__GIVEN TEXT__
══════

Image by Graham Abbott
Fascinating behaviour as one nudibranch eats another nudibranch…

My interest kept growing in marine life and after Diving 4 Images was born in 2002 I had the pleasure of diving with a huge range of professionals, biologists and scientists. In 2007 I had the joy of having none other than David Doubilet onboard a liveaboard trip I had organised for Mark Erdmann & Gerry Allen to get back into Triton Bay, an area we were the first to ever survey, we even named most of the top sites in this area too. I knew this expedition with these two marine life experts was something really special that should be documented, so on purpose I kept back one cabin in the hope to get a photo journalist friend along. It was a surprise when heard this American accent on the phone saying “Hi, this David Doubilet I’d like to ask about your FakFak trip”. David & Jen were working on an article for National Geographic about The Birds head peninsula. While onboard on a quiet evening David told me about his other project which was to be all about nudibranchs. I was fascinated and excited at the same time as the way David wanted show these animals was not about their unique behavior, the idea was simply to highlight their wonderful colour forms. Nudibranchs really do happen to be the most colorfully diverse animals on the planet. I was trying to get David & Jen into Komodo where I knew I could show them some really cool species they had not yet photographed. The Komodo trip didn’t materialise though David and his partner (now wife) Jennifer Hayes booked straight away to join me in Bali for their final dives on their nudibranch story.

You can see the great way David photographed nudibranchs here: Prints can even be purchased at

While sitting with David & Jen talking nudibranch during one off gassing session, a lady came up to us and said she overheard us talking nudibranchs and asked what we were doing. The lady I had met was very serious nudibrancher, nudi nutters seem to be coming out from everywhere. This happened to be Alicia Hermosillo who has co wrote a few books with David Behrens and works with Terry Gosliner and his team of biologists. Alicia told me that she was counting species on her trips and mentioned that she would be back in Bali after a few days over in Komodo. I was really pleased when Alicia asked if I could guide her to a few other spots looking for nudibranchs in Bali. I had time and managed to spend a few days with Ali finding and talking more about nudibranchs. I was happy to see that nudibranchs don’t all wear anoraks, wear glasses thicker than their beards and talk in Latin. It was also great fun to dive with someone so passionate and keen. We kept in touch and a year later on one of my Critter Cruises, after coming up from one of the hottest nudibranch sites and logging over 40 species we had a chat around the dinner table about counting species. Everyone was thrilled and this turned out to be my first ever nudibranch count, between the group we photographed 226 species and thought this was amazing, it really was too!

══════

__SUPPLIED INFORMATION__
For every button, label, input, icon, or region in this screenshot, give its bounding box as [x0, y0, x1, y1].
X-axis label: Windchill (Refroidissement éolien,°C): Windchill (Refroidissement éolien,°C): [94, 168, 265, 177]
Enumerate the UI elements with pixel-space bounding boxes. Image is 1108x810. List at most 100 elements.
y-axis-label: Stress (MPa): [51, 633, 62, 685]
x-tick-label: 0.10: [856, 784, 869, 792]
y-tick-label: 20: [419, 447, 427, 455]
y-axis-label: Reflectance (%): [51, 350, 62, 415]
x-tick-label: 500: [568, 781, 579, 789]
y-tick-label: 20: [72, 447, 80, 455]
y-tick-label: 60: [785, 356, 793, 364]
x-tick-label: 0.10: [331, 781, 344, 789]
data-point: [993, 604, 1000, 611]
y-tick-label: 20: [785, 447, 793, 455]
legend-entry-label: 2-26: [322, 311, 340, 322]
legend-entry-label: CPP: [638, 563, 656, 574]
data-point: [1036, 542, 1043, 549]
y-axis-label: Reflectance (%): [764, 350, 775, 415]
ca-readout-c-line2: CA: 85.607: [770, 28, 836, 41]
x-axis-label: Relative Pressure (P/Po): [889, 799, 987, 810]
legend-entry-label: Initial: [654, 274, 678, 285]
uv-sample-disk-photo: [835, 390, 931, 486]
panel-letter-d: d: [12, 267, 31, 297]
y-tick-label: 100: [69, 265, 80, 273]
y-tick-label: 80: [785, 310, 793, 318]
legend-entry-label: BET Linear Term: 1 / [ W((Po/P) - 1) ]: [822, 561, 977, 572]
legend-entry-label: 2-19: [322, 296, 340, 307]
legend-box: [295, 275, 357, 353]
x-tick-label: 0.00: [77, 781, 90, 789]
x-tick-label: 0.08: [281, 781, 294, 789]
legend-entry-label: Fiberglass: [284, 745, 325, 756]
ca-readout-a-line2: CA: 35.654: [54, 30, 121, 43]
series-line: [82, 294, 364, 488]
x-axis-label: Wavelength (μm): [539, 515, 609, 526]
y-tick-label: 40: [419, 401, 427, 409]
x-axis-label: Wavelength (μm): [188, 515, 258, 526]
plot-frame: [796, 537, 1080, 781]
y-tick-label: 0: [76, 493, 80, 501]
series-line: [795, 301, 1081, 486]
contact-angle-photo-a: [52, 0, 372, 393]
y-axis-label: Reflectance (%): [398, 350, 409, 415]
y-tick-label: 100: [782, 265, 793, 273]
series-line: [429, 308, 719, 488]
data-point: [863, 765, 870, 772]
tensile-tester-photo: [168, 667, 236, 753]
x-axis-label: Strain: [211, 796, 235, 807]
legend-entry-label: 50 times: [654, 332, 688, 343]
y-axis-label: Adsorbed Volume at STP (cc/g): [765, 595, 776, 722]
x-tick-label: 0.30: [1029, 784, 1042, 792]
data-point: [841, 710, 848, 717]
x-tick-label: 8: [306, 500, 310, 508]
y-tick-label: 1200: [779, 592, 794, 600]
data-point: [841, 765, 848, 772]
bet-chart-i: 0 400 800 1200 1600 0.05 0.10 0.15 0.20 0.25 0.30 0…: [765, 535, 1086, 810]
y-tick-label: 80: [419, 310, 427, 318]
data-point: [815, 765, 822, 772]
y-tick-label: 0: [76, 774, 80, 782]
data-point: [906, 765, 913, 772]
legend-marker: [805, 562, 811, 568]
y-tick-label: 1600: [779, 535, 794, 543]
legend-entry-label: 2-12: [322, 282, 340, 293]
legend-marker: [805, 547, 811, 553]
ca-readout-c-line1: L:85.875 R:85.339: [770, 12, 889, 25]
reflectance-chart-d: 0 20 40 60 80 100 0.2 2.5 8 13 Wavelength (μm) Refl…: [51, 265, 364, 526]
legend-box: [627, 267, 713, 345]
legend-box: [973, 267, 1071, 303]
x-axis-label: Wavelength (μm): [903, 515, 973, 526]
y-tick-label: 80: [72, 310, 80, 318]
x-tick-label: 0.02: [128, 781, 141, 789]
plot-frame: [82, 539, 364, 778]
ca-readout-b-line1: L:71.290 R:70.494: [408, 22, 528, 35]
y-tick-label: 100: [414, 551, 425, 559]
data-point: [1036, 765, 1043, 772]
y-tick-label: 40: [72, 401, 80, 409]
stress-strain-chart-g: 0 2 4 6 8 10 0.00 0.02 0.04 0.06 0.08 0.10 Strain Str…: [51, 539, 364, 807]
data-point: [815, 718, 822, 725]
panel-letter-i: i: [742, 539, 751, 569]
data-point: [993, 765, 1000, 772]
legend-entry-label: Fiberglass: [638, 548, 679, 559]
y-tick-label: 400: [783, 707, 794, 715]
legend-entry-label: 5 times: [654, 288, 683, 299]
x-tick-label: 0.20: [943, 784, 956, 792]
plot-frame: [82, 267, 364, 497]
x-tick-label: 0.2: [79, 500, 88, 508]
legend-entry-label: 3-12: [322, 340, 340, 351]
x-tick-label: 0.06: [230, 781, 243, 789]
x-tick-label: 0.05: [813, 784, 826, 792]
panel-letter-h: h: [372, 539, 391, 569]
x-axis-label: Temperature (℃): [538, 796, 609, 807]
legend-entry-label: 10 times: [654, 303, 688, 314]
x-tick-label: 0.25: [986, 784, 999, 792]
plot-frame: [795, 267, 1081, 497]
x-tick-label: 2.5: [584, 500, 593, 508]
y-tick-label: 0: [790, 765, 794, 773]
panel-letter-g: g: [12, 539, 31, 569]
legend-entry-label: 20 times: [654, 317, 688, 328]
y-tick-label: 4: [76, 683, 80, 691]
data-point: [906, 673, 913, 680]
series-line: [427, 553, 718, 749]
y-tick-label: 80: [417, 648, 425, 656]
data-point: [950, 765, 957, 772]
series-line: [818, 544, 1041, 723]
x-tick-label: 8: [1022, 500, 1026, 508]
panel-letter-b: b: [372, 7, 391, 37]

══════

__SET OF TASKS__
#1 In the nudibranch diving account, how many species did the group photograph during the first nudibranch count?
#2 Continue the nudibranch diving account from where it ends.

__TASK RESPONSES__
#1 226 species.

#2
It really was slug crazy as a month after my first nudibranch count I was looking for somewhere to go fun diving and Anilao had been really hot on my critter radar. I was looking into the most recommended resort as I always heard great things about their guides and all I want when I go diving is a good guide and local knowledge. I still hadn’t confirmed anything when Alicia emailed me and invited me to join her with the main nudiman himself Terry Gosliner and his team of biologists on a special nudibranch survey and collection trip for naming of new species and their data was also to go towards the latest highly recommended nudibranch book. I instantly confirmed my spot. Ali and I arrived over a week before the full team. I wasn’t counting species, my aim was to have fun and try to photograph lots of cool species. The problem was, with Ali and Peri we were just finding too many, I kept going from one to another without time to spend on any one, it was all really exciting. When the group arrived it was still really good fun. Apart from spending quality time with Terry and others on the team, one highlight was meeting the whacky chap who named Sagaminopteron psychedelicum who sure to the name was a very interesting character indeed.

When I arrived back in Bali I was fired up and immediately worked on putting a fun group together to go in search of nudibranchs here in Indonesia. The chosen hunting ground was to cover the area from Sumbawa all the way through to Alor over the course of two trips back to back. Ali and her partner Dave joined along with a super keen group of critter and nudi lovers.

Image by Graham Abbott
Unknown species possibly closely related to Kaloplocamus dokte

The trip was indeed a huge success and every day we came across more and more opisthobranchs. We all thought after so many species on the list that the count would surely start to slow down, though even on the last dive we came across 7 more species to make our total 487 species.

There weren’t just nudibranchs, we also came across wonderpuss, mimics, rhinopias, the full range of ghost pipefishes. One diver had requested boxer crabs as he had never seen them or photographed them. We managed to find him not only one but all 3 species of boxer crabs, including one that is not even named yet!

Our most recent nudibranch trip in September 2012 was arranged so we could spend quality time around my favorite area for nudibranchs on northern Sumbawa. We spent most of our time around Sangeang island with a few dives in the bay of Bima, a few dives on the east coast of Sumbawa and a few dives on northern Rinca. Our species count on this trip was off the charts, with only 11 days and 41 dives we managed to record a grand total of 437 species so far.

Interested to see our species list?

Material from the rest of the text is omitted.